-- Given records start --

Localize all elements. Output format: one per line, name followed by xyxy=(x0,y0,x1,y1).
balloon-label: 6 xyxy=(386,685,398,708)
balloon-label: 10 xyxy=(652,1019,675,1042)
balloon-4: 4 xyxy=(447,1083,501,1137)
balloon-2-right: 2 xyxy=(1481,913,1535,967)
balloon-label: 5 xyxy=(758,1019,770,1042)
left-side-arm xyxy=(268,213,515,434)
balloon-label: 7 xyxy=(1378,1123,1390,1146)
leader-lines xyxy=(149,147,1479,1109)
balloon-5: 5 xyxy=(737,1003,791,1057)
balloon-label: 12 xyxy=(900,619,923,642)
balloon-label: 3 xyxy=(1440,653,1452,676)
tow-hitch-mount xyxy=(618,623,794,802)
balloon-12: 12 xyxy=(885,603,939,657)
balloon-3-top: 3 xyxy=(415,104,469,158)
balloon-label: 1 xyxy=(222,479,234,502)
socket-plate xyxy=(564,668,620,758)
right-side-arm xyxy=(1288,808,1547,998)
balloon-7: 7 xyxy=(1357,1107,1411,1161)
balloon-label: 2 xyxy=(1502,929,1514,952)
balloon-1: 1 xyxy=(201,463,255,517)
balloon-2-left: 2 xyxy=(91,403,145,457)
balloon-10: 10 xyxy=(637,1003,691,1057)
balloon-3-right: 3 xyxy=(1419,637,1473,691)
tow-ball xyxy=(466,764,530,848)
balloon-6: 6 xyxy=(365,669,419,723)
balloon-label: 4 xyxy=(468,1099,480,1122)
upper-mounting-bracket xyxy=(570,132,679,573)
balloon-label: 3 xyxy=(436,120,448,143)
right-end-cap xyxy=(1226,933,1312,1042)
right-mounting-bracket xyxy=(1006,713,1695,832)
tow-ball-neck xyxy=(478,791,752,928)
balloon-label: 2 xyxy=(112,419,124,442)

-- Given records end --

What is asked: Reproduce every line of the item above, unchanged and in the same order.

Solution to this task:
Localize all elements. Output format: one per line, name followed by xyxy=(x0,y0,x1,y1).
balloon-label: 6 xyxy=(386,685,398,708)
balloon-label: 10 xyxy=(652,1019,675,1042)
balloon-4: 4 xyxy=(447,1083,501,1137)
balloon-2-right: 2 xyxy=(1481,913,1535,967)
balloon-label: 5 xyxy=(758,1019,770,1042)
left-side-arm xyxy=(268,213,515,434)
balloon-label: 7 xyxy=(1378,1123,1390,1146)
leader-lines xyxy=(149,147,1479,1109)
balloon-5: 5 xyxy=(737,1003,791,1057)
balloon-label: 12 xyxy=(900,619,923,642)
balloon-label: 3 xyxy=(1440,653,1452,676)
tow-hitch-mount xyxy=(618,623,794,802)
balloon-12: 12 xyxy=(885,603,939,657)
balloon-3-top: 3 xyxy=(415,104,469,158)
balloon-label: 1 xyxy=(222,479,234,502)
socket-plate xyxy=(564,668,620,758)
right-side-arm xyxy=(1288,808,1547,998)
balloon-7: 7 xyxy=(1357,1107,1411,1161)
balloon-label: 2 xyxy=(1502,929,1514,952)
balloon-1: 1 xyxy=(201,463,255,517)
balloon-2-left: 2 xyxy=(91,403,145,457)
balloon-10: 10 xyxy=(637,1003,691,1057)
balloon-3-right: 3 xyxy=(1419,637,1473,691)
tow-ball xyxy=(466,764,530,848)
balloon-6: 6 xyxy=(365,669,419,723)
balloon-label: 4 xyxy=(468,1099,480,1122)
upper-mounting-bracket xyxy=(570,132,679,573)
balloon-label: 3 xyxy=(436,120,448,143)
right-end-cap xyxy=(1226,933,1312,1042)
right-mounting-bracket xyxy=(1006,713,1695,832)
tow-ball-neck xyxy=(478,791,752,928)
balloon-label: 2 xyxy=(112,419,124,442)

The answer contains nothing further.